Transcribe the data that follows precisely, omitting nothing.
Top of SOURCE MATERIAL
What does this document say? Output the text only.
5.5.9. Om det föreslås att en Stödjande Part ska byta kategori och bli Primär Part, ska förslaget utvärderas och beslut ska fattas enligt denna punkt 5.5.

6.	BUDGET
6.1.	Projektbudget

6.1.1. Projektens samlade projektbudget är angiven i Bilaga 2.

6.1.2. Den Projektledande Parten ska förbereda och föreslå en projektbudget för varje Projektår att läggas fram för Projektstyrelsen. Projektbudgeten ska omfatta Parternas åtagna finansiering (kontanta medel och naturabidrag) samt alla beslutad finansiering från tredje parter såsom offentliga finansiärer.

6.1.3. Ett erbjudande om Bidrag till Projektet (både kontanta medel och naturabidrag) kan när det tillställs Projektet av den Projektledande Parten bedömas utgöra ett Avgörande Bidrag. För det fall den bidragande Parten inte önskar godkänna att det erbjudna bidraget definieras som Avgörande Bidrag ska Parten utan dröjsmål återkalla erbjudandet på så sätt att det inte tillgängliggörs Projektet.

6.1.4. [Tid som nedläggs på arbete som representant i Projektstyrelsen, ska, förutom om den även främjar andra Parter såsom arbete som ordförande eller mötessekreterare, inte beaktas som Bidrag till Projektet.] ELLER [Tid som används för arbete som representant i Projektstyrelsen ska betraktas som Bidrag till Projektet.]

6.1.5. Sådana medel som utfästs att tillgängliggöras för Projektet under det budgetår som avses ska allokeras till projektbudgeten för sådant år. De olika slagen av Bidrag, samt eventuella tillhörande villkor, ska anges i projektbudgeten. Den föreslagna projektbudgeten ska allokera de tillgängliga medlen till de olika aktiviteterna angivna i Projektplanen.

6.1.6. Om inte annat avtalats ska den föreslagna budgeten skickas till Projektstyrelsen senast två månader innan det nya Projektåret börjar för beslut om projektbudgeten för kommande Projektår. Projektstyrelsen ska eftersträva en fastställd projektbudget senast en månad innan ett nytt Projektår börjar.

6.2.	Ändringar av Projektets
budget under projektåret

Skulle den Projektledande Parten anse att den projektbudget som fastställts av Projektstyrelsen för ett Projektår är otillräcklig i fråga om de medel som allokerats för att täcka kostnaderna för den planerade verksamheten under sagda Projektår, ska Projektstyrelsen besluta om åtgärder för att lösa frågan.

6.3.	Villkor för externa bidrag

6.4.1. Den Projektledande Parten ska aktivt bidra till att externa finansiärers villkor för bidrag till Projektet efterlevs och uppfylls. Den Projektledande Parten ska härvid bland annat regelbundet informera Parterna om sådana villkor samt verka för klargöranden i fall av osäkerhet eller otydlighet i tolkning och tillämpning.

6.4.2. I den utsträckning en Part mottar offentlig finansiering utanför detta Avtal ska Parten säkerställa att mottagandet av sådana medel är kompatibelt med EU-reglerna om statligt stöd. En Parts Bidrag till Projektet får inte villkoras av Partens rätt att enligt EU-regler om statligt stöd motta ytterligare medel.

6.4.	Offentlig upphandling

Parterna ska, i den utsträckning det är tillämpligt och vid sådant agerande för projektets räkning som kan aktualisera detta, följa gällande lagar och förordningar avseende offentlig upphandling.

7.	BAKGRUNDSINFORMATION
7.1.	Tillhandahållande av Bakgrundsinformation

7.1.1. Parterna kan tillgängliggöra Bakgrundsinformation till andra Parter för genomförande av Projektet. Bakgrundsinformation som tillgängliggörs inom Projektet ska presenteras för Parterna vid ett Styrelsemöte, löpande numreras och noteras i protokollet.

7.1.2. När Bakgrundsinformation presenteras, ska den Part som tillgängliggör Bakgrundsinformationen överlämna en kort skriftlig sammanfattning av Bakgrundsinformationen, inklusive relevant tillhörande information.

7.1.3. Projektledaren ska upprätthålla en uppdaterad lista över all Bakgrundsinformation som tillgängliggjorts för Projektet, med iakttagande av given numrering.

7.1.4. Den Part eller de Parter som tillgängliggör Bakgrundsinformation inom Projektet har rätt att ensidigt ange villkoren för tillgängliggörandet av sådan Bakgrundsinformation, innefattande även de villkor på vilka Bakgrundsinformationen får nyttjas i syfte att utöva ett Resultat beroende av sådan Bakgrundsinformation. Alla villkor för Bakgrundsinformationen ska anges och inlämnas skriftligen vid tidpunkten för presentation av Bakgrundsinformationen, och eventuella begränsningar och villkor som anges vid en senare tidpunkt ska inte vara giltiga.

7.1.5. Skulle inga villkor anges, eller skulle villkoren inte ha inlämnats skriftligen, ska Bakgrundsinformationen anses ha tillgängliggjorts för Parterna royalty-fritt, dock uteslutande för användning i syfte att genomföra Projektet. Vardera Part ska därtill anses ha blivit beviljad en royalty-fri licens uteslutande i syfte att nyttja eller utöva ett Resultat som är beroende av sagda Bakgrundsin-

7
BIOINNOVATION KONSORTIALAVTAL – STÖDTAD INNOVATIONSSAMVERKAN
Bottom of SOURCE MATERIAL
# SOLUTION FOR THIS PROBLEM:
What does this document say? Output the text only.
5.5.9. Om det föreslås att en Stödjande Part ska byta kategori och bli Primär Part, ska förslaget utvärderas och beslut ska fattas enligt denna punkt 5.5.

6.	BUDGET
6.1.	Projektbudget

6.1.1. Projektens samlade projektbudget är angiven i Bilaga 2.

6.1.2. Den Projektledande Parten ska förbereda och föreslå en projektbudget för varje Projektår att läggas fram för Projektstyrelsen. Projektbudgeten ska omfatta Parternas åtagna finansiering (kontanta medel och naturabidrag) samt alla beslutad finansiering från tredje parter såsom offentliga finansiärer.

6.1.3. Ett erbjudande om Bidrag till Projektet (både kontanta medel och naturabidrag) kan när det tillställs Projektet av den Projektledande Parten bedömas utgöra ett Avgörande Bidrag. För det fall den bidragande Parten inte önskar godkänna att det erbjudna bidraget definieras som Avgörande Bidrag ska Parten utan dröjsmål återkalla erbjudandet på så sätt att det inte tillgängliggörs Projektet.

6.1.4. [Tid som nedläggs på arbete som representant i Projektstyrelsen, ska, förutom om den även främjar andra Parter såsom arbete som ordförande eller mötessekreterare, inte beaktas som Bidrag till Projektet.] ELLER [Tid som används för arbete som representant i Projektstyrelsen ska betraktas som Bidrag till Projektet.]

6.1.5. Sådana medel som utfästs att tillgängliggöras för Projektet under det budgetår som avses ska allokeras till projektbudgeten för sådant år. De olika slagen av Bidrag, samt eventuella tillhörande villkor, ska anges i projektbudgeten. Den föreslagna projektbudgeten ska allokera de tillgängliga medlen till de olika aktiviteterna angivna i Projektplanen.

6.1.6. Om inte annat avtalats ska den föreslagna budgeten skickas till Projektstyrelsen senast två månader innan det nya Projektåret börjar för beslut om projektbudgeten för kommande Projektår. Projektstyrelsen ska eftersträva en fastställd projektbudget senast en månad innan ett nytt Projektår börjar.

6.2.	Ändringar av Projektets
budget under projektåret

Skulle den Projektledande Parten anse att den projektbudget som fastställts av Projektstyrelsen för ett Projektår är otillräcklig i fråga om de medel som allokerats för att täcka kostnaderna för den planerade verksamheten under sagda Projektår, ska Projektstyrelsen besluta om åtgärder för att lösa frågan.

6.3.	Villkor för externa bidrag

6.4.1. Den Projektledande Parten ska aktivt bidra till att externa finansiärers villkor för bidrag till Projektet efterlevs och uppfylls. Den Projektledande Parten ska härvid bland annat regelbundet informera Parterna om sådana villkor samt verka för klargöranden i fall av osäkerhet eller otydlighet i tolkning och tillämpning.

6.4.2. I den utsträckning en Part mottar offentlig finansiering utanför detta Avtal ska Parten säkerställa att mottagandet av sådana medel är kompatibelt med EU-reglerna om statligt stöd. En Parts Bidrag till Projektet får inte villkoras av Partens rätt att enligt EU-regler om statligt stöd motta ytterligare medel.

6.4.	Offentlig upphandling

Parterna ska, i den utsträckning det är tillämpligt och vid sådant agerande för projektets räkning som kan aktualisera detta, följa gällande lagar och förordningar avseende offentlig upphandling.

7.	BAKGRUNDSINFORMATION
7.1.	Tillhandahållande av Bakgrundsinformation

7.1.1. Parterna kan tillgängliggöra Bakgrundsinformation till andra Parter för genomförande av Projektet. Bakgrundsinformation som tillgängliggörs inom Projektet ska presenteras för Parterna vid ett Styrelsemöte, löpande numreras och noteras i protokollet.

7.1.2. När Bakgrundsinformation presenteras, ska den Part som tillgängliggör Bakgrundsinformationen överlämna en kort skriftlig sammanfattning av Bakgrundsinformationen, inklusive relevant tillhörande information.

7.1.3. Projektledaren ska upprätthålla en uppdaterad lista över all Bakgrundsinformation som tillgängliggjorts för Projektet, med iakttagande av given numrering.

7.1.4. Den Part eller de Parter som tillgängliggör Bakgrundsinformation inom Projektet har rätt att ensidigt ange villkoren för tillgängliggörandet av sådan Bakgrundsinformation, innefattande även de villkor på vilka Bakgrundsinformationen får nyttjas i syfte att utöva ett Resultat beroende av sådan Bakgrundsinformation. Alla villkor för Bakgrundsinformationen ska anges och inlämnas skriftligen vid tidpunkten för presentation av Bakgrundsinformationen, och eventuella begränsningar och villkor som anges vid en senare tidpunkt ska inte vara giltiga.

7.1.5. Skulle inga villkor anges, eller skulle villkoren inte ha inlämnats skriftligen, ska Bakgrundsinformationen anses ha tillgängliggjorts för Parterna royalty-fritt, dock uteslutande för användning i syfte att genomföra Projektet. Vardera Part ska därtill anses ha blivit beviljad en royalty-fri licens uteslutande i syfte att nyttja eller utöva ett Resultat som är beroende av sagda Bakgrundsin-

7
BIOINNOVATION KONSORTIALAVTAL – STÖDTAD INNOVATIONSSAMVERKAN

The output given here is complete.